Material supplied >>
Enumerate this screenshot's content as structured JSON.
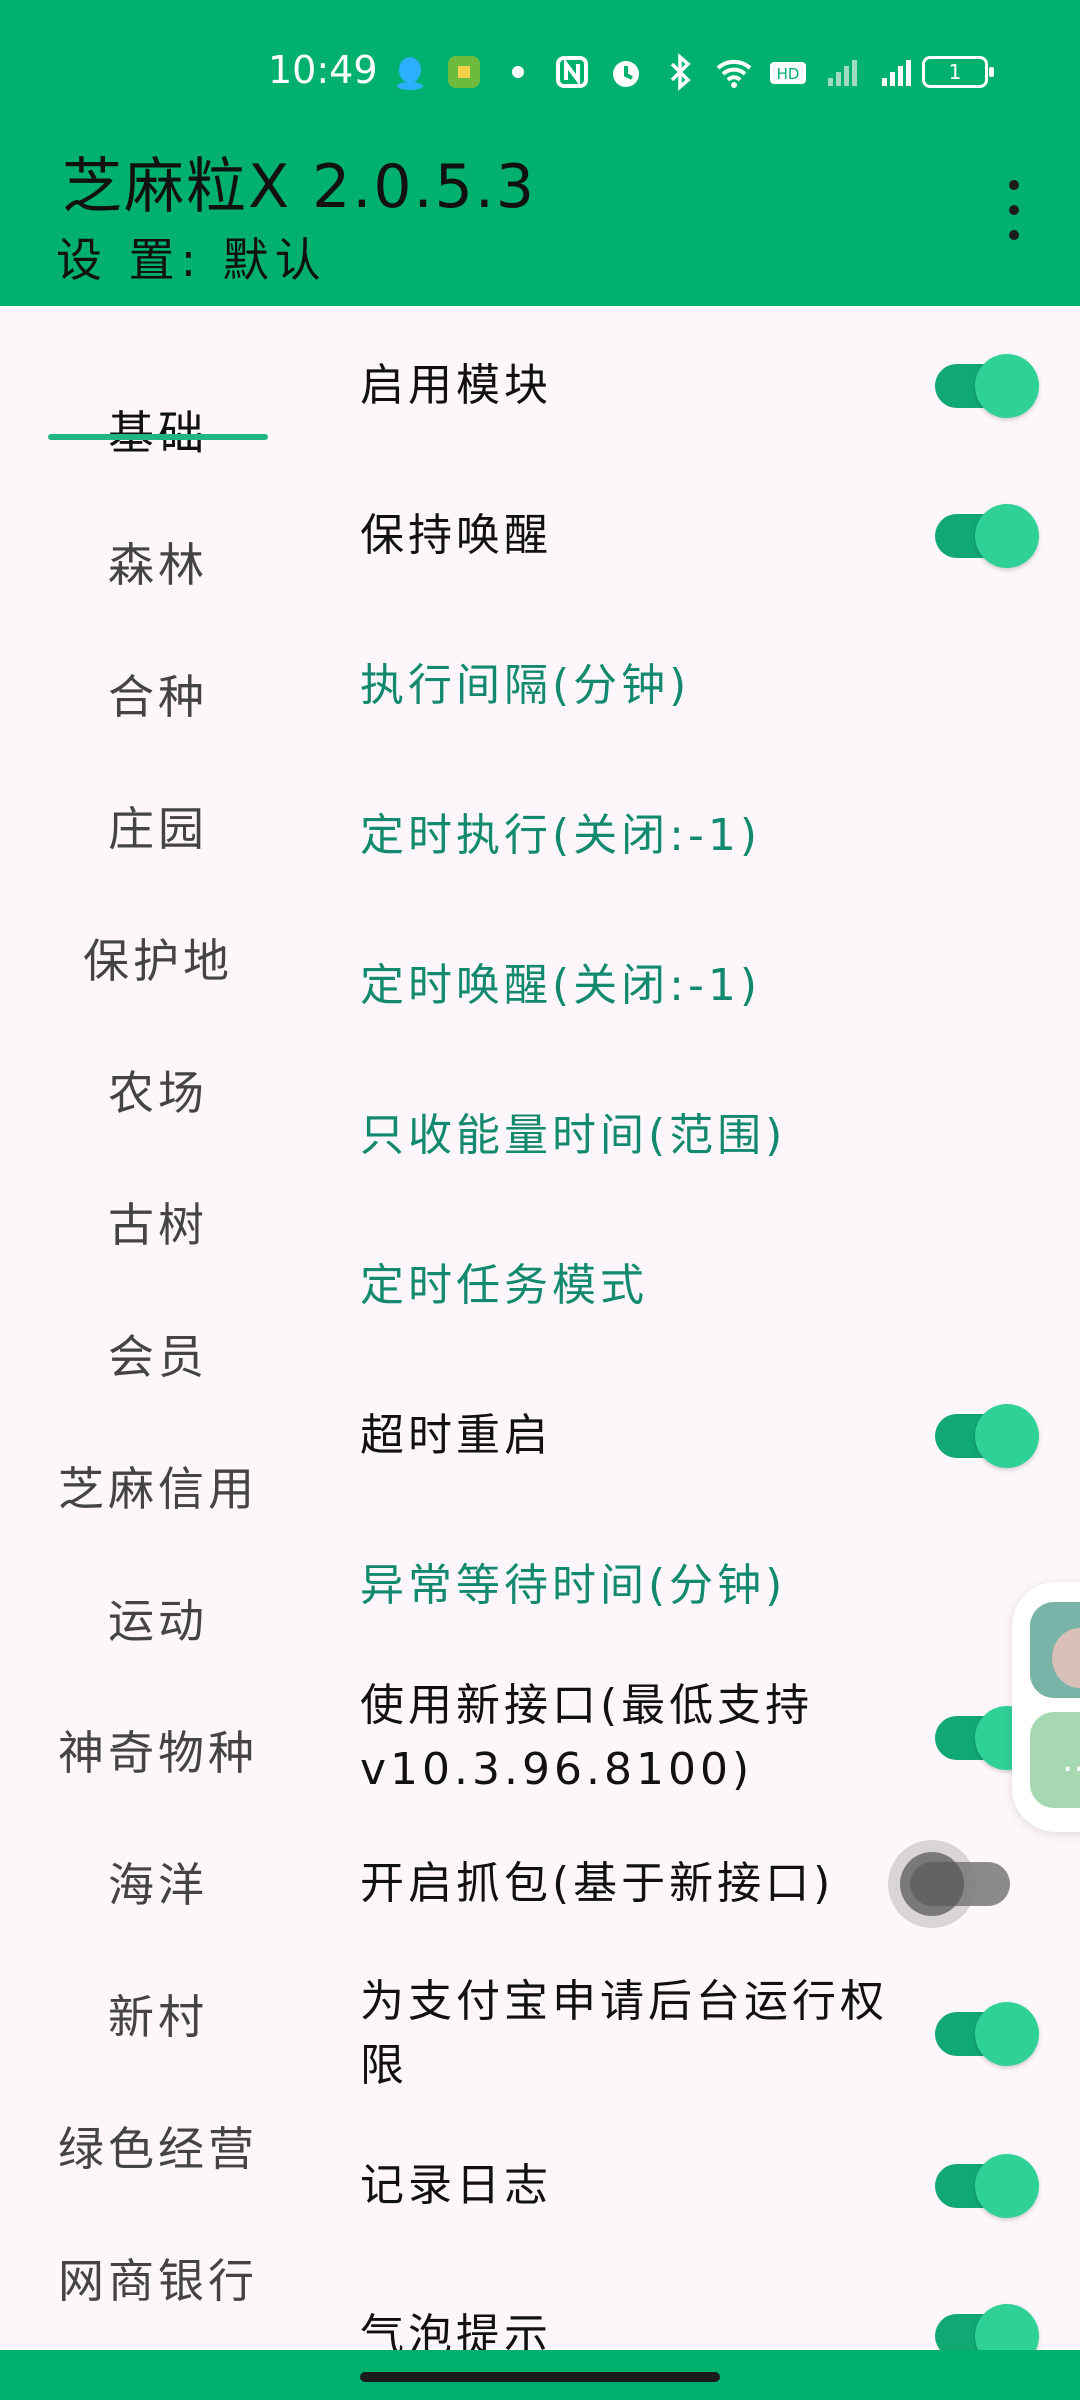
{
  "status_bar": {
    "time": "10:49",
    "icons": [
      "qq-icon",
      "app-notify-icon",
      "dot-icon",
      "nfc-icon",
      "alarm-icon",
      "bluetooth-icon",
      "wifi-icon",
      "hd2-icon",
      "signal-sim1-icon",
      "4g-signal-icon"
    ],
    "battery": "1"
  },
  "app_bar": {
    "title": "芝麻粒X 2.0.5.3",
    "subtitle": "设 置: 默认"
  },
  "sidebar": {
    "items": [
      {
        "label": "基础",
        "active": true
      },
      {
        "label": "森林"
      },
      {
        "label": "合种"
      },
      {
        "label": "庄园"
      },
      {
        "label": "保护地"
      },
      {
        "label": "农场"
      },
      {
        "label": "古树"
      },
      {
        "label": "会员"
      },
      {
        "label": "芝麻信用"
      },
      {
        "label": "运动"
      },
      {
        "label": "神奇物种"
      },
      {
        "label": "海洋"
      },
      {
        "label": "新村"
      },
      {
        "label": "绿色经营"
      },
      {
        "label": "网商银行"
      }
    ]
  },
  "settings": [
    {
      "label": "启用模块",
      "type": "switch",
      "on": true
    },
    {
      "label": "保持唤醒",
      "type": "switch",
      "on": true
    },
    {
      "label": "执行间隔(分钟)",
      "type": "link"
    },
    {
      "label": "定时执行(关闭:-1)",
      "type": "link"
    },
    {
      "label": "定时唤醒(关闭:-1)",
      "type": "link"
    },
    {
      "label": "只收能量时间(范围)",
      "type": "link"
    },
    {
      "label": "定时任务模式",
      "type": "link"
    },
    {
      "label": "超时重启",
      "type": "switch",
      "on": true
    },
    {
      "label": "异常等待时间(分钟)",
      "type": "link"
    },
    {
      "label": "使用新接口(最低支持v10.3.96.8100)",
      "type": "switch",
      "on": true
    },
    {
      "label": "开启抓包(基于新接口)",
      "type": "switch",
      "on": false
    },
    {
      "label": "为支付宝申请后台运行权限",
      "type": "switch",
      "on": true
    },
    {
      "label": "记录日志",
      "type": "switch",
      "on": true
    },
    {
      "label": "气泡提示",
      "type": "switch",
      "on": true
    }
  ],
  "colors": {
    "accent": "#00b06f",
    "switch_on": "#2fd197",
    "link_text": "#138a70",
    "background": "#fdf7fb"
  }
}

What you need to do >>
Reproduce the listing exactly. Leave its pictures out.

Result for this exercise >>
Enumerate this screenshot's content as structured JSON.
{
  "status_bar": {
    "time": "10:49",
    "icons": [
      "qq-icon",
      "app-notify-icon",
      "dot-icon",
      "nfc-icon",
      "alarm-icon",
      "bluetooth-icon",
      "wifi-icon",
      "hd2-icon",
      "signal-sim1-icon",
      "4g-signal-icon"
    ],
    "battery": "1"
  },
  "app_bar": {
    "title": "芝麻粒X 2.0.5.3",
    "subtitle": "设 置: 默认"
  },
  "sidebar": {
    "items": [
      {
        "label": "基础",
        "active": true
      },
      {
        "label": "森林"
      },
      {
        "label": "合种"
      },
      {
        "label": "庄园"
      },
      {
        "label": "保护地"
      },
      {
        "label": "农场"
      },
      {
        "label": "古树"
      },
      {
        "label": "会员"
      },
      {
        "label": "芝麻信用"
      },
      {
        "label": "运动"
      },
      {
        "label": "神奇物种"
      },
      {
        "label": "海洋"
      },
      {
        "label": "新村"
      },
      {
        "label": "绿色经营"
      },
      {
        "label": "网商银行"
      }
    ]
  },
  "settings": [
    {
      "label": "启用模块",
      "type": "switch",
      "on": true
    },
    {
      "label": "保持唤醒",
      "type": "switch",
      "on": true
    },
    {
      "label": "执行间隔(分钟)",
      "type": "link"
    },
    {
      "label": "定时执行(关闭:-1)",
      "type": "link"
    },
    {
      "label": "定时唤醒(关闭:-1)",
      "type": "link"
    },
    {
      "label": "只收能量时间(范围)",
      "type": "link"
    },
    {
      "label": "定时任务模式",
      "type": "link"
    },
    {
      "label": "超时重启",
      "type": "switch",
      "on": true
    },
    {
      "label": "异常等待时间(分钟)",
      "type": "link"
    },
    {
      "label": "使用新接口(最低支持v10.3.96.8100)",
      "type": "switch",
      "on": true
    },
    {
      "label": "开启抓包(基于新接口)",
      "type": "switch",
      "on": false
    },
    {
      "label": "为支付宝申请后台运行权限",
      "type": "switch",
      "on": true
    },
    {
      "label": "记录日志",
      "type": "switch",
      "on": true
    },
    {
      "label": "气泡提示",
      "type": "switch",
      "on": true
    }
  ],
  "colors": {
    "accent": "#00b06f",
    "switch_on": "#2fd197",
    "link_text": "#138a70",
    "background": "#fdf7fb"
  }
}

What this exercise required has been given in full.